Dataset rows:
◇ ◇ ◇ ◇ ◇

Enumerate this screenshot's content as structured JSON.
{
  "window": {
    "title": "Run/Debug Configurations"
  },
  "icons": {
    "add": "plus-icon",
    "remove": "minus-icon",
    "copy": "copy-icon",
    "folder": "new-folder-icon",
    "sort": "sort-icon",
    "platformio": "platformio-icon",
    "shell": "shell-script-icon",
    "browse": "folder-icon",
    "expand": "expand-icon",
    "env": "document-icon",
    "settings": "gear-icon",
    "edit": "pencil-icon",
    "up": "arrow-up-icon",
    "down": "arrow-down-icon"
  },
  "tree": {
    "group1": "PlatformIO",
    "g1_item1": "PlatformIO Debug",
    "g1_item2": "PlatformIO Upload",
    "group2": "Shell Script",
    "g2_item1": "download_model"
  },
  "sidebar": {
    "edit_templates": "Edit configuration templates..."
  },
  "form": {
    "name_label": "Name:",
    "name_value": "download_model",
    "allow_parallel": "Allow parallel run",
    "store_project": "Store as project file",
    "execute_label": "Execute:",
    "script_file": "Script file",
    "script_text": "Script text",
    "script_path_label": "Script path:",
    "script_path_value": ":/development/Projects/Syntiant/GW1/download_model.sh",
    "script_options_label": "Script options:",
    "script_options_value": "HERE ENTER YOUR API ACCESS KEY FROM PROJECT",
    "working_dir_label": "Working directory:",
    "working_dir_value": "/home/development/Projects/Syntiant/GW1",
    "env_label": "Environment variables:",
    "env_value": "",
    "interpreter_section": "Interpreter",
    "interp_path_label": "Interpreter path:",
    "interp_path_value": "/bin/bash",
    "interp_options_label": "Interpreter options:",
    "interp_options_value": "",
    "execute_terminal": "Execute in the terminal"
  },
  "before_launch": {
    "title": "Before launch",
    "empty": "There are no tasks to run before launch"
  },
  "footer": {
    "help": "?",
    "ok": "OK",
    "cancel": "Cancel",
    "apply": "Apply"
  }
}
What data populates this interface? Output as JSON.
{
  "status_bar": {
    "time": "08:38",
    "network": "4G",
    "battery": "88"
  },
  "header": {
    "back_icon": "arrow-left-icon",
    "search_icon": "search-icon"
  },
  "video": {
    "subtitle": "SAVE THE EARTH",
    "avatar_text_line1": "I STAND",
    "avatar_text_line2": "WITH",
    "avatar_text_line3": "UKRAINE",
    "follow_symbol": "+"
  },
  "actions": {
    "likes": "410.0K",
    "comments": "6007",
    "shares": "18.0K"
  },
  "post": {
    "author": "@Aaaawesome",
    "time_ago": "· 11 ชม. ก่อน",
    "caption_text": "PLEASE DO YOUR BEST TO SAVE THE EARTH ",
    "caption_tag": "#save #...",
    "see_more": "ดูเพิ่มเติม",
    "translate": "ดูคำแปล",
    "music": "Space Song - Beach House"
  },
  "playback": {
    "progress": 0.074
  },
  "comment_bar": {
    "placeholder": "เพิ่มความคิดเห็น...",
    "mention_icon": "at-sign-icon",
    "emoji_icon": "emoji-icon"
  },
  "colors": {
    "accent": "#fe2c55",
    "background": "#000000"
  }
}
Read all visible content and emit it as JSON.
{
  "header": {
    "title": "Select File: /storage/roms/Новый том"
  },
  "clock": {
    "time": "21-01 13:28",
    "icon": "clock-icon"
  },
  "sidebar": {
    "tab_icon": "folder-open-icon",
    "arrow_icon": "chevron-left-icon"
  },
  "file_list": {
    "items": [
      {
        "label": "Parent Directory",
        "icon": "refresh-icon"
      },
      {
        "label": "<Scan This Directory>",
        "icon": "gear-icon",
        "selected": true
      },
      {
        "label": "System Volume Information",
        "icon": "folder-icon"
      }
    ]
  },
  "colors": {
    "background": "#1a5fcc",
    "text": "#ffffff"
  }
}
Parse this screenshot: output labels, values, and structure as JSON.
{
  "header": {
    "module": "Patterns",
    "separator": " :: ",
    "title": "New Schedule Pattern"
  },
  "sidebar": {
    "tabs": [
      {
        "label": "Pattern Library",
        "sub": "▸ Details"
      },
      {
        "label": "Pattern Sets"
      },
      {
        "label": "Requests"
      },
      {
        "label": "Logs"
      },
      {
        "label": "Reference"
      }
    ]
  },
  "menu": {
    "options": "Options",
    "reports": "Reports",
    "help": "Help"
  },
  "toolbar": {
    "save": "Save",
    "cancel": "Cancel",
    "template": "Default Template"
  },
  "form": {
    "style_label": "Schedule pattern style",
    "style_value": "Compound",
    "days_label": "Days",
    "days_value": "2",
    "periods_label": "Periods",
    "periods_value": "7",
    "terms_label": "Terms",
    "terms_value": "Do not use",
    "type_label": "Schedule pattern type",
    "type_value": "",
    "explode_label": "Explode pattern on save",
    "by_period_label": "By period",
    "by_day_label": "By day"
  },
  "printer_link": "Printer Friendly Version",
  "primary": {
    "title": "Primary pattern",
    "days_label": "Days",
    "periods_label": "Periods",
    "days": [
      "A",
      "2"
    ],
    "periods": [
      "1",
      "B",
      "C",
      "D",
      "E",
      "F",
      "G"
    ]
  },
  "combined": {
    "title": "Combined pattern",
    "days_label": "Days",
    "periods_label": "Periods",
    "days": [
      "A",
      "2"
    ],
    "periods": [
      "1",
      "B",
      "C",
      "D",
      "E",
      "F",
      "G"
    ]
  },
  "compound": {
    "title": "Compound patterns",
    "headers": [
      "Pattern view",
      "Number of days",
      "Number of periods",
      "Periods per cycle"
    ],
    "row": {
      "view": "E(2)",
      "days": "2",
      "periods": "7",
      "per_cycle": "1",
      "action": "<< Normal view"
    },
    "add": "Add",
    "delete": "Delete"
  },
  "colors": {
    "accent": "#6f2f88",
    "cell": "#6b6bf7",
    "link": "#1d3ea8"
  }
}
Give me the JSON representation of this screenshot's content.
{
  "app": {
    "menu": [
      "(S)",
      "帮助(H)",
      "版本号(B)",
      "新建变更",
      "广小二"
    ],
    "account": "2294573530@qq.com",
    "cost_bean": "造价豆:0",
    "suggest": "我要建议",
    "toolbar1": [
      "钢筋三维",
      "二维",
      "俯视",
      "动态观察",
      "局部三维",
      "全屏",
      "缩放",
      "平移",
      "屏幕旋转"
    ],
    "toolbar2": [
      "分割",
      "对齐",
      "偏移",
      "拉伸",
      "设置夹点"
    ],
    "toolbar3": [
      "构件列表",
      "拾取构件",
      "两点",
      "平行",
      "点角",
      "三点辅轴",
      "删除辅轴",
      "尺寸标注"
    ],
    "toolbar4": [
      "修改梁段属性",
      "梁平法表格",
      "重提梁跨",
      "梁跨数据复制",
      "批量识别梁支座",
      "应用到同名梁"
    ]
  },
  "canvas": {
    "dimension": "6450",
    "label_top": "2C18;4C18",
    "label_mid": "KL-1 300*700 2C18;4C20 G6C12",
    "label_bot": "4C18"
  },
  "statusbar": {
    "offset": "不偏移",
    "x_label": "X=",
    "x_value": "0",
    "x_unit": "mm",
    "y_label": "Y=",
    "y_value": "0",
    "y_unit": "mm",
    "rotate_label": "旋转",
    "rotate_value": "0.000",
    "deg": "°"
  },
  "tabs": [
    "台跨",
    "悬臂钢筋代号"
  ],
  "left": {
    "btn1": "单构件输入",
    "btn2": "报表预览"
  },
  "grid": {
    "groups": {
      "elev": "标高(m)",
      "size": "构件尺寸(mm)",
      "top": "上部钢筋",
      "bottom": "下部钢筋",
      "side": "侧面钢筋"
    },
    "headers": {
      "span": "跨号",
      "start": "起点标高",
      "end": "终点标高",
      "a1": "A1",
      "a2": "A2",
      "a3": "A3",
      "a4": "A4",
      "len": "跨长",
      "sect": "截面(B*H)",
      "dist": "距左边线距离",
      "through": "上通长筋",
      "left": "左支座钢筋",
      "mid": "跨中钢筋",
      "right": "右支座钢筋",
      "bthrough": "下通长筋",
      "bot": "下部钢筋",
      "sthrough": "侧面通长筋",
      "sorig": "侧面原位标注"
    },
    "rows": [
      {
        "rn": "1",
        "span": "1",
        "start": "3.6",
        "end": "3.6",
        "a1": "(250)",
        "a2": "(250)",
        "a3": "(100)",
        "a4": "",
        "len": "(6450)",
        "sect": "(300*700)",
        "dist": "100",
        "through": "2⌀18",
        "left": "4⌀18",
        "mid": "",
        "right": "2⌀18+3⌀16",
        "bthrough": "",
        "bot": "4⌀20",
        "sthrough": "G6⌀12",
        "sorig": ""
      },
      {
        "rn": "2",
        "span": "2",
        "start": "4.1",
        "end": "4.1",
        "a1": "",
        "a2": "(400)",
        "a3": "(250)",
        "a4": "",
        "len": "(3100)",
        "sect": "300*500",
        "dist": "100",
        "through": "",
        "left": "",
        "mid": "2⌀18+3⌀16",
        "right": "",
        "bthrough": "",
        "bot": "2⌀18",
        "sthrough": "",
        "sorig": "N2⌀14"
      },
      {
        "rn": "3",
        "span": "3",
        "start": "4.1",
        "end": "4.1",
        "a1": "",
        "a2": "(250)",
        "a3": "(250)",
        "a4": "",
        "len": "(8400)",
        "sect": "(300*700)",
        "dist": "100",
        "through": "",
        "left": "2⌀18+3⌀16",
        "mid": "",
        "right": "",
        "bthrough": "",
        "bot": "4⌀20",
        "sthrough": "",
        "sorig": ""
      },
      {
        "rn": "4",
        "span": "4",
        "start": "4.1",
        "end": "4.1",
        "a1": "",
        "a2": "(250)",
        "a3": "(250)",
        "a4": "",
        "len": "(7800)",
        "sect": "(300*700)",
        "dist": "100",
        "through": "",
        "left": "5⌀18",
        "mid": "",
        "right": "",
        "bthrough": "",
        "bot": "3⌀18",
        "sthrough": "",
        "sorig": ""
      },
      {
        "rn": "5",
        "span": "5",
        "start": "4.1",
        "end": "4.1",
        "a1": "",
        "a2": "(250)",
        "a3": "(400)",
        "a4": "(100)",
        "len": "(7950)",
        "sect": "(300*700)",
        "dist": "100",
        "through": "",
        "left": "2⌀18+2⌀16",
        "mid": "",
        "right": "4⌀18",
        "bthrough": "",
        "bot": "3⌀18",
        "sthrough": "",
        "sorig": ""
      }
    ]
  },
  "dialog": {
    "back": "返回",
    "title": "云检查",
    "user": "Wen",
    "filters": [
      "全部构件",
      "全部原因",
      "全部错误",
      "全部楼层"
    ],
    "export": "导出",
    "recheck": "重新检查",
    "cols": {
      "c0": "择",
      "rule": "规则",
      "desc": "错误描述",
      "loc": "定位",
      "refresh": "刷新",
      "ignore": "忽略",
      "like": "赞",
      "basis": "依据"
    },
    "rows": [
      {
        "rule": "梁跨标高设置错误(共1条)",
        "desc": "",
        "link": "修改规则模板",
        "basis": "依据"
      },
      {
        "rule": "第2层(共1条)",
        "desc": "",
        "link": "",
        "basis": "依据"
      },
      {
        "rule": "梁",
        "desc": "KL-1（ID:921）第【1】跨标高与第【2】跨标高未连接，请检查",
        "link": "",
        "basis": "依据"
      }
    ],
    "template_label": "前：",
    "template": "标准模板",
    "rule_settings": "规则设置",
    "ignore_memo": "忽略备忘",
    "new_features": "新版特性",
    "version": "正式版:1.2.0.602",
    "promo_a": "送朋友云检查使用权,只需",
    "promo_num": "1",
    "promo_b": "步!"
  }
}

◇ ◇ ◇ ◇ ◇

Objective: Search the entries for the word "Projects", then gather every line that has it.

Response for this exercise:
    "script_path_value": ":/development/Projects/Syntiant/GW1/download_model.sh",
    "working_dir_value": "/home/development/Projects/Syntiant/GW1",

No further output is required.